§ **Aim of the task**
Output the material word for word. Leave each picture out.

§ **Stored rows**
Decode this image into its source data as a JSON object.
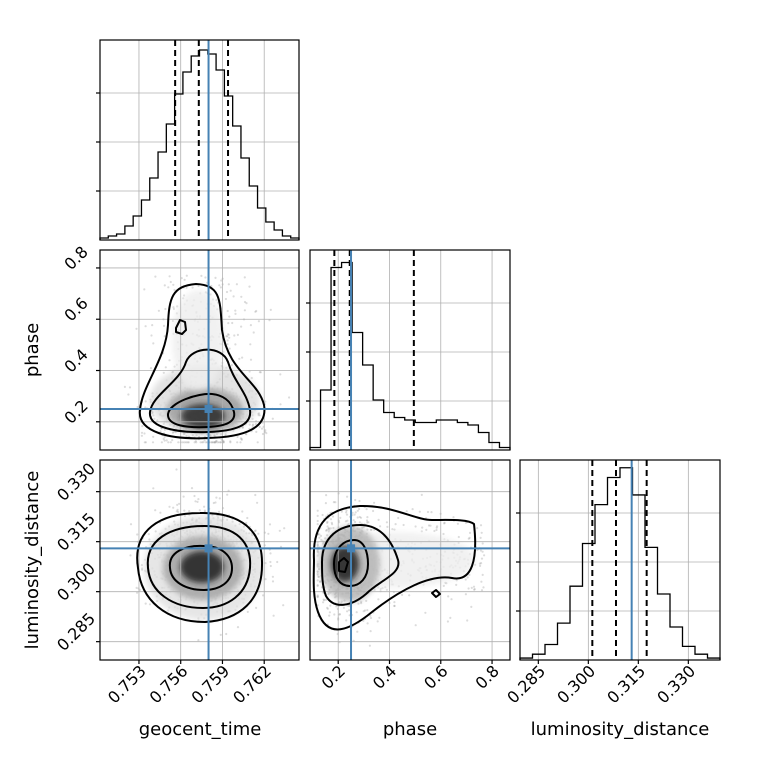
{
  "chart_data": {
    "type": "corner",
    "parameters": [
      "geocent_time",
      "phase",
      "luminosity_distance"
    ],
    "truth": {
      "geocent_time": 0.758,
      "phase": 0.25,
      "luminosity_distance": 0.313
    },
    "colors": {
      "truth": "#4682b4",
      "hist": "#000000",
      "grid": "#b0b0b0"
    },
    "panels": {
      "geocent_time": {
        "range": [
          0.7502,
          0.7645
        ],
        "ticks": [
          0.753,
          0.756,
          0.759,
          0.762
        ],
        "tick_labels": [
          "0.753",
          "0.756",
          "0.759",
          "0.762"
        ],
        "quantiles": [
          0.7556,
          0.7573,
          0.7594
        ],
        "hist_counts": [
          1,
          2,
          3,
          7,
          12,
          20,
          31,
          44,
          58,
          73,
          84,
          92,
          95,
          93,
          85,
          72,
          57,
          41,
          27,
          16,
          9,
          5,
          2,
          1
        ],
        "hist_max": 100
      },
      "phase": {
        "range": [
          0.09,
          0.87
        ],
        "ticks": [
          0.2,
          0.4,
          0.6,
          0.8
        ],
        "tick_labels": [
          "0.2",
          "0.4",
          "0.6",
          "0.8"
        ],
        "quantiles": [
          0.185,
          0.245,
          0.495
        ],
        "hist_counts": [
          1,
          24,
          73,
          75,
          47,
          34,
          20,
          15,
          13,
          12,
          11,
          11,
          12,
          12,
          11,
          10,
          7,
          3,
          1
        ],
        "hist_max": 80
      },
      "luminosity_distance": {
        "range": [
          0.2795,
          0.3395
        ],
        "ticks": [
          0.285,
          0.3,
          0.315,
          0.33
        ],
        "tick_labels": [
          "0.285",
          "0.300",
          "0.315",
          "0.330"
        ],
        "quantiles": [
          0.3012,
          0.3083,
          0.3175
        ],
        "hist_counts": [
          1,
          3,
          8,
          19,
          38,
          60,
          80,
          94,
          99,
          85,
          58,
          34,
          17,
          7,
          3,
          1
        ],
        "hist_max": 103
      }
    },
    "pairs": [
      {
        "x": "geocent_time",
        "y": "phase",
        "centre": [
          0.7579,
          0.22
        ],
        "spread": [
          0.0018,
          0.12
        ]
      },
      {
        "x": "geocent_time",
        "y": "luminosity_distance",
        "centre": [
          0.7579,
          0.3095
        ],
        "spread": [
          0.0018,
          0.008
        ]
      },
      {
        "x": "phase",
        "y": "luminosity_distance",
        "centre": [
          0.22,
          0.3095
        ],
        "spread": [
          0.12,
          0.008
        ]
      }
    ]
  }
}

§ **Task output**
Decode this image into its source data as a JSON object.
{
  "chart_data": {
    "type": "corner",
    "parameters": [
      "geocent_time",
      "phase",
      "luminosity_distance"
    ],
    "truth": {
      "geocent_time": 0.758,
      "phase": 0.25,
      "luminosity_distance": 0.313
    },
    "colors": {
      "truth": "#4682b4",
      "hist": "#000000",
      "grid": "#b0b0b0"
    },
    "panels": {
      "geocent_time": {
        "range": [
          0.7502,
          0.7645
        ],
        "ticks": [
          0.753,
          0.756,
          0.759,
          0.762
        ],
        "tick_labels": [
          "0.753",
          "0.756",
          "0.759",
          "0.762"
        ],
        "quantiles": [
          0.7556,
          0.7573,
          0.7594
        ],
        "hist_counts": [
          1,
          2,
          3,
          7,
          12,
          20,
          31,
          44,
          58,
          73,
          84,
          92,
          95,
          93,
          85,
          72,
          57,
          41,
          27,
          16,
          9,
          5,
          2,
          1
        ],
        "hist_max": 100
      },
      "phase": {
        "range": [
          0.09,
          0.87
        ],
        "ticks": [
          0.2,
          0.4,
          0.6,
          0.8
        ],
        "tick_labels": [
          "0.2",
          "0.4",
          "0.6",
          "0.8"
        ],
        "quantiles": [
          0.185,
          0.245,
          0.495
        ],
        "hist_counts": [
          1,
          24,
          73,
          75,
          47,
          34,
          20,
          15,
          13,
          12,
          11,
          11,
          12,
          12,
          11,
          10,
          7,
          3,
          1
        ],
        "hist_max": 80
      },
      "luminosity_distance": {
        "range": [
          0.2795,
          0.3395
        ],
        "ticks": [
          0.285,
          0.3,
          0.315,
          0.33
        ],
        "tick_labels": [
          "0.285",
          "0.300",
          "0.315",
          "0.330"
        ],
        "quantiles": [
          0.3012,
          0.3083,
          0.3175
        ],
        "hist_counts": [
          1,
          3,
          8,
          19,
          38,
          60,
          80,
          94,
          99,
          85,
          58,
          34,
          17,
          7,
          3,
          1
        ],
        "hist_max": 103
      }
    },
    "pairs": [
      {
        "x": "geocent_time",
        "y": "phase",
        "centre": [
          0.7579,
          0.22
        ],
        "spread": [
          0.0018,
          0.12
        ]
      },
      {
        "x": "geocent_time",
        "y": "luminosity_distance",
        "centre": [
          0.7579,
          0.3095
        ],
        "spread": [
          0.0018,
          0.008
        ]
      },
      {
        "x": "phase",
        "y": "luminosity_distance",
        "centre": [
          0.22,
          0.3095
        ],
        "spread": [
          0.12,
          0.008
        ]
      }
    ]
  }
}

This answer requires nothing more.